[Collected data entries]
● ● ●

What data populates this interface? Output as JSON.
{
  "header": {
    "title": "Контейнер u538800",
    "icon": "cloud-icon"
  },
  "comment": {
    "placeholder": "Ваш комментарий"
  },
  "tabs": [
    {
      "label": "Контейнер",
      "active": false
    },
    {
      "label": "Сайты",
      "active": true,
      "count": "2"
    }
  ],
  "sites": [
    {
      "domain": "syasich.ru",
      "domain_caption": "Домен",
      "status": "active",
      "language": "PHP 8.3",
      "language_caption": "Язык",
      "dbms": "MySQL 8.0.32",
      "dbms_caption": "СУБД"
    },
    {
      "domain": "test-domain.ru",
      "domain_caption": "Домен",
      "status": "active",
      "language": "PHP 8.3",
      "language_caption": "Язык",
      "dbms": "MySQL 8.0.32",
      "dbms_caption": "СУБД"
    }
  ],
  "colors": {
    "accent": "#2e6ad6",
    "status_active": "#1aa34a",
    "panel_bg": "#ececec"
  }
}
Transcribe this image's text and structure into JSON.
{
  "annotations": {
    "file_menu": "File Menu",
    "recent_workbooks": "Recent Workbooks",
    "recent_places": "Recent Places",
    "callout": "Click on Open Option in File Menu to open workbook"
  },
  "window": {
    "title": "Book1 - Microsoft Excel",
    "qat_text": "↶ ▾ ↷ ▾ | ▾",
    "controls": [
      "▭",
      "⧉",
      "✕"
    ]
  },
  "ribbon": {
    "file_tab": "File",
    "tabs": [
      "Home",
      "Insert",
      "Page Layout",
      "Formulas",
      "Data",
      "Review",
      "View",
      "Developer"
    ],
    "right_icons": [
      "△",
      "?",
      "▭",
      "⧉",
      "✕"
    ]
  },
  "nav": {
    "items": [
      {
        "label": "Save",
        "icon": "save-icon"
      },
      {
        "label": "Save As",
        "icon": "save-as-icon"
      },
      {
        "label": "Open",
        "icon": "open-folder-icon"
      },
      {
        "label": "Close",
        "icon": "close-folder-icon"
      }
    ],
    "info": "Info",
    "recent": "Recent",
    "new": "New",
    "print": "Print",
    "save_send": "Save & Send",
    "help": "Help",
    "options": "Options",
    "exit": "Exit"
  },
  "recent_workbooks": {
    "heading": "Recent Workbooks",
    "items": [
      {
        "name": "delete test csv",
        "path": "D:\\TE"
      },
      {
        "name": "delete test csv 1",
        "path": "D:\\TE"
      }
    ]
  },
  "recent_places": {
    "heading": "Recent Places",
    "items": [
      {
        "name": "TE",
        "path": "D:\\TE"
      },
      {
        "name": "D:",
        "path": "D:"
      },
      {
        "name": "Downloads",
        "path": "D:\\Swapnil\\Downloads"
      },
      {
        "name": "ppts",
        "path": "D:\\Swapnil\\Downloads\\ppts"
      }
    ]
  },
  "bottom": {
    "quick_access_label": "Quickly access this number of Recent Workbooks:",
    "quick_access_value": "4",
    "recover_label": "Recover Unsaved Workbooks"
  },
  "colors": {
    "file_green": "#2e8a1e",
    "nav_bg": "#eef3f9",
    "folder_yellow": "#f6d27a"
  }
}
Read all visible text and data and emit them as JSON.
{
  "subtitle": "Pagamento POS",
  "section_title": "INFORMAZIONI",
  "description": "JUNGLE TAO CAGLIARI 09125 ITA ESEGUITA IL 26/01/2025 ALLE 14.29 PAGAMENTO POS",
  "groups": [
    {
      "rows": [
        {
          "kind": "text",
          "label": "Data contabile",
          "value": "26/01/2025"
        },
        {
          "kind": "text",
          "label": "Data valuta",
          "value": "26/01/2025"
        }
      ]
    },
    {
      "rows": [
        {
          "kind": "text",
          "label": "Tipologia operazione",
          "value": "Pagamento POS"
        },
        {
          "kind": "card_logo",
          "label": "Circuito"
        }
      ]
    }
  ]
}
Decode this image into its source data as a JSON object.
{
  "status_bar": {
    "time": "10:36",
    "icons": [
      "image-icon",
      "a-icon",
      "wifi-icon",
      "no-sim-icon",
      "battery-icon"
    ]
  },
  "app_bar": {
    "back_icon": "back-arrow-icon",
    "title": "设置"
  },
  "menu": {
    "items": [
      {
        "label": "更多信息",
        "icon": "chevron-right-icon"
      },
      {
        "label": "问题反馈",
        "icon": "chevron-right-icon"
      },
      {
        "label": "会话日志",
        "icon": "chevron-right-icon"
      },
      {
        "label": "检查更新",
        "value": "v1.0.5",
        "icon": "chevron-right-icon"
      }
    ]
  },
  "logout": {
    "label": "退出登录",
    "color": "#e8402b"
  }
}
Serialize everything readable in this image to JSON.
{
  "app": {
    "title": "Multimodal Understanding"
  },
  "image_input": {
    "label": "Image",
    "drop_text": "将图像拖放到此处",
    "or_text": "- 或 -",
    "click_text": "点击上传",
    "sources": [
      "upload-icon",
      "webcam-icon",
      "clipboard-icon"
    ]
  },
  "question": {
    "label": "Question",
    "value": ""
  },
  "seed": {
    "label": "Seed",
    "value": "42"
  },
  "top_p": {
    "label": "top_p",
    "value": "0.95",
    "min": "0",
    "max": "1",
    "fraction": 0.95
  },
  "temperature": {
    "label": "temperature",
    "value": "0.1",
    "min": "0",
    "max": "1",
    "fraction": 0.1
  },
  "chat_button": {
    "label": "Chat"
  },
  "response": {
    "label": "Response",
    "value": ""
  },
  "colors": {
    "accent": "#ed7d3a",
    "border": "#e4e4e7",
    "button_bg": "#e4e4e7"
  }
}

● ● ●

Word for word, write out the data.

SOLUTION TO THE PROBLEM:
What data populates this interface? Output as JSON.
{
  "header": {
    "title": "Контейнер u538800",
    "icon": "cloud-icon"
  },
  "comment": {
    "placeholder": "Ваш комментарий"
  },
  "tabs": [
    {
      "label": "Контейнер",
      "active": false
    },
    {
      "label": "Сайты",
      "active": true,
      "count": "2"
    }
  ],
  "sites": [
    {
      "domain": "syasich.ru",
      "domain_caption": "Домен",
      "status": "active",
      "language": "PHP 8.3",
      "language_caption": "Язык",
      "dbms": "MySQL 8.0.32",
      "dbms_caption": "СУБД"
    },
    {
      "domain": "test-domain.ru",
      "domain_caption": "Домен",
      "status": "active",
      "language": "PHP 8.3",
      "language_caption": "Язык",
      "dbms": "MySQL 8.0.32",
      "dbms_caption": "СУБД"
    }
  ],
  "colors": {
    "accent": "#2e6ad6",
    "status_active": "#1aa34a",
    "panel_bg": "#ececec"
  }
}
Transcribe this image's text and structure into JSON.
{
  "annotations": {
    "file_menu": "File Menu",
    "recent_workbooks": "Recent Workbooks",
    "recent_places": "Recent Places",
    "callout": "Click on Open Option in File Menu to open workbook"
  },
  "window": {
    "title": "Book1 - Microsoft Excel",
    "qat_text": "↶ ▾ ↷ ▾ | ▾",
    "controls": [
      "▭",
      "⧉",
      "✕"
    ]
  },
  "ribbon": {
    "file_tab": "File",
    "tabs": [
      "Home",
      "Insert",
      "Page Layout",
      "Formulas",
      "Data",
      "Review",
      "View",
      "Developer"
    ],
    "right_icons": [
      "△",
      "?",
      "▭",
      "⧉",
      "✕"
    ]
  },
  "nav": {
    "items": [
      {
        "label": "Save",
        "icon": "save-icon"
      },
      {
        "label": "Save As",
        "icon": "save-as-icon"
      },
      {
        "label": "Open",
        "icon": "open-folder-icon"
      },
      {
        "label": "Close",
        "icon": "close-folder-icon"
      }
    ],
    "info": "Info",
    "recent": "Recent",
    "new": "New",
    "print": "Print",
    "save_send": "Save & Send",
    "help": "Help",
    "options": "Options",
    "exit": "Exit"
  },
  "recent_workbooks": {
    "heading": "Recent Workbooks",
    "items": [
      {
        "name": "delete test csv",
        "path": "D:\\TE"
      },
      {
        "name": "delete test csv 1",
        "path": "D:\\TE"
      }
    ]
  },
  "recent_places": {
    "heading": "Recent Places",
    "items": [
      {
        "name": "TE",
        "path": "D:\\TE"
      },
      {
        "name": "D:",
        "path": "D:"
      },
      {
        "name": "Downloads",
        "path": "D:\\Swapnil\\Downloads"
      },
      {
        "name": "ppts",
        "path": "D:\\Swapnil\\Downloads\\ppts"
      }
    ]
  },
  "bottom": {
    "quick_access_label": "Quickly access this number of Recent Workbooks:",
    "quick_access_value": "4",
    "recover_label": "Recover Unsaved Workbooks"
  },
  "colors": {
    "file_green": "#2e8a1e",
    "nav_bg": "#eef3f9",
    "folder_yellow": "#f6d27a"
  }
}
Read all visible text and data and emit them as JSON.
{
  "subtitle": "Pagamento POS",
  "section_title": "INFORMAZIONI",
  "description": "JUNGLE TAO CAGLIARI 09125 ITA ESEGUITA IL 26/01/2025 ALLE 14.29 PAGAMENTO POS",
  "groups": [
    {
      "rows": [
        {
          "kind": "text",
          "label": "Data contabile",
          "value": "26/01/2025"
        },
        {
          "kind": "text",
          "label": "Data valuta",
          "value": "26/01/2025"
        }
      ]
    },
    {
      "rows": [
        {
          "kind": "text",
          "label": "Tipologia operazione",
          "value": "Pagamento POS"
        },
        {
          "kind": "card_logo",
          "label": "Circuito"
        }
      ]
    }
  ]
}
Decode this image into its source data as a JSON object.
{
  "status_bar": {
    "time": "10:36",
    "icons": [
      "image-icon",
      "a-icon",
      "wifi-icon",
      "no-sim-icon",
      "battery-icon"
    ]
  },
  "app_bar": {
    "back_icon": "back-arrow-icon",
    "title": "设置"
  },
  "menu": {
    "items": [
      {
        "label": "更多信息",
        "icon": "chevron-right-icon"
      },
      {
        "label": "问题反馈",
        "icon": "chevron-right-icon"
      },
      {
        "label": "会话日志",
        "icon": "chevron-right-icon"
      },
      {
        "label": "检查更新",
        "value": "v1.0.5",
        "icon": "chevron-right-icon"
      }
    ]
  },
  "logout": {
    "label": "退出登录",
    "color": "#e8402b"
  }
}
Serialize everything readable in this image to JSON.
{
  "app": {
    "title": "Multimodal Understanding"
  },
  "image_input": {
    "label": "Image",
    "drop_text": "将图像拖放到此处",
    "or_text": "- 或 -",
    "click_text": "点击上传",
    "sources": [
      "upload-icon",
      "webcam-icon",
      "clipboard-icon"
    ]
  },
  "question": {
    "label": "Question",
    "value": ""
  },
  "seed": {
    "label": "Seed",
    "value": "42"
  },
  "top_p": {
    "label": "top_p",
    "value": "0.95",
    "min": "0",
    "max": "1",
    "fraction": 0.95
  },
  "temperature": {
    "label": "temperature",
    "value": "0.1",
    "min": "0",
    "max": "1",
    "fraction": 0.1
  },
  "chat_button": {
    "label": "Chat"
  },
  "response": {
    "label": "Response",
    "value": ""
  },
  "colors": {
    "accent": "#ed7d3a",
    "border": "#e4e4e7",
    "button_bg": "#e4e4e7"
  }
}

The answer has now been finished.